Using the listing below, select the lines with the word "that" and copy them.

--- Information shown ---

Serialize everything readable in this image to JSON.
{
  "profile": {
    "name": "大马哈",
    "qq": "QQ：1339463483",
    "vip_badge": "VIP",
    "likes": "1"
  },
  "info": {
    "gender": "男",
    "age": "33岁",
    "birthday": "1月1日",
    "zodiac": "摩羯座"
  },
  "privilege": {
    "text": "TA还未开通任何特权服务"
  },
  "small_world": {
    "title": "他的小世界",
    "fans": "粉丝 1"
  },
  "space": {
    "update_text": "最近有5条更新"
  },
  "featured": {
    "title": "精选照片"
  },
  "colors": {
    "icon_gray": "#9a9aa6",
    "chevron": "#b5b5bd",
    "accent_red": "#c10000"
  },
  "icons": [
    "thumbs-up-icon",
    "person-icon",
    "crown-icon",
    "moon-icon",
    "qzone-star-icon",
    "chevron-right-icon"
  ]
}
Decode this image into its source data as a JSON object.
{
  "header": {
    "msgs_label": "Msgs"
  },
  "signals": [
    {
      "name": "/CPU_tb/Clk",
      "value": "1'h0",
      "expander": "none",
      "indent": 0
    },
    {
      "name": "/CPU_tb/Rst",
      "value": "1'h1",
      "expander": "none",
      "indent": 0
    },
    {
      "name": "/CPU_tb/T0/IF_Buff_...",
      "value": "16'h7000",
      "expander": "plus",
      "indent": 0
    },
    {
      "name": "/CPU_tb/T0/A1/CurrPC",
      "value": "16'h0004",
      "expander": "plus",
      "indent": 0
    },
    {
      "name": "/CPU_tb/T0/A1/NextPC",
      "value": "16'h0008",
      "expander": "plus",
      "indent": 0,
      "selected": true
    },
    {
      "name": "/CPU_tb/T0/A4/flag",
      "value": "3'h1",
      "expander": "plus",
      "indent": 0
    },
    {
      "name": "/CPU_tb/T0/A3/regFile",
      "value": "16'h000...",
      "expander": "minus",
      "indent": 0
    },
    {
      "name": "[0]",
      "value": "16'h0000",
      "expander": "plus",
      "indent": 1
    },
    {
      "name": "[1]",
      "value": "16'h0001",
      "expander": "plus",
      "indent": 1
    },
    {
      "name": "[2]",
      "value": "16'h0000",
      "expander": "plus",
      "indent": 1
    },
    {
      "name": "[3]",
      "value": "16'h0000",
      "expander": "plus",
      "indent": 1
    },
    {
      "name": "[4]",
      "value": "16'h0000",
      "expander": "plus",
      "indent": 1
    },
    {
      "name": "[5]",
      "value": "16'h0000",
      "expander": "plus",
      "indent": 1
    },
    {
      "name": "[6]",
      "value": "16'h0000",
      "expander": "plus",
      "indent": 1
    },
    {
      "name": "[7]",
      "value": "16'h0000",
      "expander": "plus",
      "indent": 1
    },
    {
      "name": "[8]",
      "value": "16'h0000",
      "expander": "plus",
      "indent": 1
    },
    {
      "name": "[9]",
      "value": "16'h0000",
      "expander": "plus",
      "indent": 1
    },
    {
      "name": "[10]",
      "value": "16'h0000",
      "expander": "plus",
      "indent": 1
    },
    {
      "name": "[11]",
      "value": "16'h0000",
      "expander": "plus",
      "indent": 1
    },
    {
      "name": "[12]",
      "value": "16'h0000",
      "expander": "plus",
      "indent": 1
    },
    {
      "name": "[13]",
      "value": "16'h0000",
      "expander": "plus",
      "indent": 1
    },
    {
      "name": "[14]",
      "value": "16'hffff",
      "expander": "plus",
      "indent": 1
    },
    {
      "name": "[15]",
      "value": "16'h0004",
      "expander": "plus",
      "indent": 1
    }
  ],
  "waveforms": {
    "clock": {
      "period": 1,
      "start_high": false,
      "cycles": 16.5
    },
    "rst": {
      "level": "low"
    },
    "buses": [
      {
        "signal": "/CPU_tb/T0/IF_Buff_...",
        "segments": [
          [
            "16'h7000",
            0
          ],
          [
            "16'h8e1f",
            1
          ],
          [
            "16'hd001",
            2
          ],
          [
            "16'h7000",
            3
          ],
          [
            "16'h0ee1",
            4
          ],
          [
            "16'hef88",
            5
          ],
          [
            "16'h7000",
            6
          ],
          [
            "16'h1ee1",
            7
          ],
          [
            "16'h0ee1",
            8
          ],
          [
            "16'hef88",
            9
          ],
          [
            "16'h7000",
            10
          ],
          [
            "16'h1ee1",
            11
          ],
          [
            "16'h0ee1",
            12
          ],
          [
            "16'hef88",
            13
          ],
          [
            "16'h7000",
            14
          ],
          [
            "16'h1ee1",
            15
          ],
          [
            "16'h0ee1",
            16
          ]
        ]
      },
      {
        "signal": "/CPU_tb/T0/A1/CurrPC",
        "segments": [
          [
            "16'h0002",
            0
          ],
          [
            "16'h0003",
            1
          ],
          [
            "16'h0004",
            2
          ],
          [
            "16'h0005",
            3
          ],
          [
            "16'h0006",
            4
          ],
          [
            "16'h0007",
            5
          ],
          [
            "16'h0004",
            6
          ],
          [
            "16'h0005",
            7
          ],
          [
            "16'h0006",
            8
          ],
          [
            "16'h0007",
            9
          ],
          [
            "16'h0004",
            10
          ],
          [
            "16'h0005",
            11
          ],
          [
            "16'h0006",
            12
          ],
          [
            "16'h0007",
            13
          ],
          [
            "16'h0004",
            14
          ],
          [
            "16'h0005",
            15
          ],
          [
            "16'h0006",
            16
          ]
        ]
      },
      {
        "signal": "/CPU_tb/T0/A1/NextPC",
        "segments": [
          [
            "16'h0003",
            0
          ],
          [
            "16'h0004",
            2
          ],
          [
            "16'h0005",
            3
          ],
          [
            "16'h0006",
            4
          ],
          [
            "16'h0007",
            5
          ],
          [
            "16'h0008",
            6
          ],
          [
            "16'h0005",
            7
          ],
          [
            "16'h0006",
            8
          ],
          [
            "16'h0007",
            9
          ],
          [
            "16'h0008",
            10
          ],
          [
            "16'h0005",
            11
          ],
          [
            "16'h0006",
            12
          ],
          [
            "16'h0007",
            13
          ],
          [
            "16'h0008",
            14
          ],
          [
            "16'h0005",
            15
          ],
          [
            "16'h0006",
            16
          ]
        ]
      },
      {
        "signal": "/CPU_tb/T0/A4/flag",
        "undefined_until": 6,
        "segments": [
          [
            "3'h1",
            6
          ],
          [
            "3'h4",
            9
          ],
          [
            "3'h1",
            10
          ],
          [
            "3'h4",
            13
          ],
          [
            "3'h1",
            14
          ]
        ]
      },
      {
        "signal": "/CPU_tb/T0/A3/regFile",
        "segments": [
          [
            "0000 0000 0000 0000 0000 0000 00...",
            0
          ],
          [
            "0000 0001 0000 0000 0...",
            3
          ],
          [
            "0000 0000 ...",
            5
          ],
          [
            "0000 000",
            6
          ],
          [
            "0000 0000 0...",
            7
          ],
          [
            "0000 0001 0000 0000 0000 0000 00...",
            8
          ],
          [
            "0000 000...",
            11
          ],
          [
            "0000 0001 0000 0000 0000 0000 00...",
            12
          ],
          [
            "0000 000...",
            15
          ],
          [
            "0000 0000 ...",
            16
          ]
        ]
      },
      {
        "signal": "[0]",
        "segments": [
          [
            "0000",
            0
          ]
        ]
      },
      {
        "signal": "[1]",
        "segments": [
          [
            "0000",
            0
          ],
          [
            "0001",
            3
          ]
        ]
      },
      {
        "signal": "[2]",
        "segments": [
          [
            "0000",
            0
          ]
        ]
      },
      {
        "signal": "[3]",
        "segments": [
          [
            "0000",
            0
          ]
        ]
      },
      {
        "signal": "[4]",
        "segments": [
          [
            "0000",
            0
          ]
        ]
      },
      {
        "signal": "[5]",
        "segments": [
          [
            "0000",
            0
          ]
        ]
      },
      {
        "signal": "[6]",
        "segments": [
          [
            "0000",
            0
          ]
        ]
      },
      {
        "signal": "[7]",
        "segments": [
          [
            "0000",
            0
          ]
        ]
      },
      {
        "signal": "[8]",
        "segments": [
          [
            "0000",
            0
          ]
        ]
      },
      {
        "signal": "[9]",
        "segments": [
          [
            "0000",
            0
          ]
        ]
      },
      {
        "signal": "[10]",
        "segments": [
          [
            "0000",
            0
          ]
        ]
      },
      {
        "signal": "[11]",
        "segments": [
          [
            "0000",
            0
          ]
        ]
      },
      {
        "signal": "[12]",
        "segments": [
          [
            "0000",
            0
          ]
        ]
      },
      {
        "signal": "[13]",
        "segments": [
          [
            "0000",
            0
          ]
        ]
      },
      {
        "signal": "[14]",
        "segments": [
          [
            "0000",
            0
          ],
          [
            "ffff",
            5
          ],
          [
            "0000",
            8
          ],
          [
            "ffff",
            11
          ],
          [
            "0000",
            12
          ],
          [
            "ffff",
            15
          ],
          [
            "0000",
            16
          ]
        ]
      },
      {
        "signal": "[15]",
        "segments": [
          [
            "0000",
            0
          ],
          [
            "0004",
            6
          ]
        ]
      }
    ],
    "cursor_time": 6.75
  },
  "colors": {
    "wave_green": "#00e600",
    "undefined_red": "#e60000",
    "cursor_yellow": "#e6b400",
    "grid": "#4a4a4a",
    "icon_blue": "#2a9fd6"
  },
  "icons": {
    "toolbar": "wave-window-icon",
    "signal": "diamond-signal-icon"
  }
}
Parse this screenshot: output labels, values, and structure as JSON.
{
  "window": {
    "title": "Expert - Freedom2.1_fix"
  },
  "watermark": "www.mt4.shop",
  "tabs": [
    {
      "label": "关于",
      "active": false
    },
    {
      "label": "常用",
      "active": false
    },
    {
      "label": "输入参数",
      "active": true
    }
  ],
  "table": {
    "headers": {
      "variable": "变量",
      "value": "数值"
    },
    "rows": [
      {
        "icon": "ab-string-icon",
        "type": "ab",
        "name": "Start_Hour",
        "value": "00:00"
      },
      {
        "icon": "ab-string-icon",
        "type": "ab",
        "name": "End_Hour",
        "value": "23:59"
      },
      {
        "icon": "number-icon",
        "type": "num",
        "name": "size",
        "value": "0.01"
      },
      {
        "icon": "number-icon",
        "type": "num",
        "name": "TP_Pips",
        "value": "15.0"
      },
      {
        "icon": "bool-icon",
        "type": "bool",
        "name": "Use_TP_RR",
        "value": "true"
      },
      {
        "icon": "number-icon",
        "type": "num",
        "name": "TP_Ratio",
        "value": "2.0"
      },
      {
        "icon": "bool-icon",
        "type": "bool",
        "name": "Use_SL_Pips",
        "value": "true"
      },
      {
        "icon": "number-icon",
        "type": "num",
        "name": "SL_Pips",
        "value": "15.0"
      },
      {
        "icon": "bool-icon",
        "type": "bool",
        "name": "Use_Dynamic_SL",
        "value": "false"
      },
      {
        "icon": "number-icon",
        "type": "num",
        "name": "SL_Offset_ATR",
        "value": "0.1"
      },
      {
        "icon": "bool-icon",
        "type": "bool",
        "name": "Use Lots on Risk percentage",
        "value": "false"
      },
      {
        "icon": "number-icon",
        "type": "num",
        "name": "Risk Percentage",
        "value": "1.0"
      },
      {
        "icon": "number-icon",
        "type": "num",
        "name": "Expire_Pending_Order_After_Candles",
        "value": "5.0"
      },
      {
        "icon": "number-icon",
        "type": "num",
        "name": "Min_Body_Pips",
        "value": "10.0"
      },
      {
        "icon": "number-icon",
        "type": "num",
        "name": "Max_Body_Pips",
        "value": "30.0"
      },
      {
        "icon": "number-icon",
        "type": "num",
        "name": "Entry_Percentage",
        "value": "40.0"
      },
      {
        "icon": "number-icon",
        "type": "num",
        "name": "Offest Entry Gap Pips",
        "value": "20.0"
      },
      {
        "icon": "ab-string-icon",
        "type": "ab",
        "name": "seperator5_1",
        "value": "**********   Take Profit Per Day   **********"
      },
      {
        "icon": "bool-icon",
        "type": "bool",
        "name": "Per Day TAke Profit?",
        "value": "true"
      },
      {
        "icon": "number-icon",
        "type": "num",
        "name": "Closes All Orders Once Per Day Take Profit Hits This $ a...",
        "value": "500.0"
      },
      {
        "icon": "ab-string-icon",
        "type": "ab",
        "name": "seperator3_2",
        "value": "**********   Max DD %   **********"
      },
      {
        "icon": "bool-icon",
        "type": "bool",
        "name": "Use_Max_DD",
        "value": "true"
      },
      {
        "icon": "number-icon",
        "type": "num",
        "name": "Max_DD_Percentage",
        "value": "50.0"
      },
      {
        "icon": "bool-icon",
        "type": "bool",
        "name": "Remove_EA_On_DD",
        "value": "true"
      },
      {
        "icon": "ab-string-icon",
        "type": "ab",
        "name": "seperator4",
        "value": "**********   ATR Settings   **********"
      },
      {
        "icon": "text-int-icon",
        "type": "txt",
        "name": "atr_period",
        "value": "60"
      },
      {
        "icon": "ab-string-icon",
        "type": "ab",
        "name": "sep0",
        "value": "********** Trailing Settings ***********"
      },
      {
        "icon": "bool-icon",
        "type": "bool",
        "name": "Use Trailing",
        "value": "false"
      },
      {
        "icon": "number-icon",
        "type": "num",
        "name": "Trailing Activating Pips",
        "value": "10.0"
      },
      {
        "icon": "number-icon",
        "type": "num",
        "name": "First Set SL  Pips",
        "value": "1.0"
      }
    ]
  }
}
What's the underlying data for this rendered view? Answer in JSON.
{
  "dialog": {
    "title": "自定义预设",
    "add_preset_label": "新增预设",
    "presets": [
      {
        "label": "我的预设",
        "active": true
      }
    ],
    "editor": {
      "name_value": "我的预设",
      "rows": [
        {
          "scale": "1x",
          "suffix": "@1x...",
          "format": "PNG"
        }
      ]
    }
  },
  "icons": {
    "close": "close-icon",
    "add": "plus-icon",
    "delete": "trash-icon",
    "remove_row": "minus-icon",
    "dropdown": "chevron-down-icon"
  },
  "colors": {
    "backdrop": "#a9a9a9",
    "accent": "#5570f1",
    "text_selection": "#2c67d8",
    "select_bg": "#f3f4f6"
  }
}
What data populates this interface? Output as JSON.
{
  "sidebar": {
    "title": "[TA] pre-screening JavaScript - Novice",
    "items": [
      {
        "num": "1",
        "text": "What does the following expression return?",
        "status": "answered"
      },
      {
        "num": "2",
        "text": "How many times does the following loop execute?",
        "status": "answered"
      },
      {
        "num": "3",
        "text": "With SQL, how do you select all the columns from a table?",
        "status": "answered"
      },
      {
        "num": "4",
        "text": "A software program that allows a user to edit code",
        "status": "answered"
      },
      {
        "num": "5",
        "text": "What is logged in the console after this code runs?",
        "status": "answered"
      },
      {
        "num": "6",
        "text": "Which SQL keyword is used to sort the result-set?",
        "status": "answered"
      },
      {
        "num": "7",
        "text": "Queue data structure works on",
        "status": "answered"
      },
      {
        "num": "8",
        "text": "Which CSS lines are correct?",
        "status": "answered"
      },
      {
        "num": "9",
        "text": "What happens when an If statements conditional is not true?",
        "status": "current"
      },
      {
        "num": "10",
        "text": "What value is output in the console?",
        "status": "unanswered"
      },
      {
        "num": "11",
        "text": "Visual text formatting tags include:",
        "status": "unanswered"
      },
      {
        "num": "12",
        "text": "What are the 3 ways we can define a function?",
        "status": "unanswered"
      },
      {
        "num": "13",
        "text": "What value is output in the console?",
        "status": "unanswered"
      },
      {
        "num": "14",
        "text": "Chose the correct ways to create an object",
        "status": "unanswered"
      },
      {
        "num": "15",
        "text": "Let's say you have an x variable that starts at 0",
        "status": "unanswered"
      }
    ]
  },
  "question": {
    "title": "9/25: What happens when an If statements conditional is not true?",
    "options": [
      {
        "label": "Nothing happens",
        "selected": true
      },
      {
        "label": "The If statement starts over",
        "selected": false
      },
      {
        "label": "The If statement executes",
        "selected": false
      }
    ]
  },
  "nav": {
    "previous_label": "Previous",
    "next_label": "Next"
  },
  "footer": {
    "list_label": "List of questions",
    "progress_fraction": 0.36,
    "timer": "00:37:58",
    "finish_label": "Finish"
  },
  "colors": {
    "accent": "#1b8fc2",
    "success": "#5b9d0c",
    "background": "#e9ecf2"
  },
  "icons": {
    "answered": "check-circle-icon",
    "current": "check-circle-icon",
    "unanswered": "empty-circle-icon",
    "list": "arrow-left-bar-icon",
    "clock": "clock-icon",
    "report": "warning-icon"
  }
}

---

» Full output
        "text": "A software program that allows a user to edit code",
        "text": "Let's say you have an x variable that starts at 0",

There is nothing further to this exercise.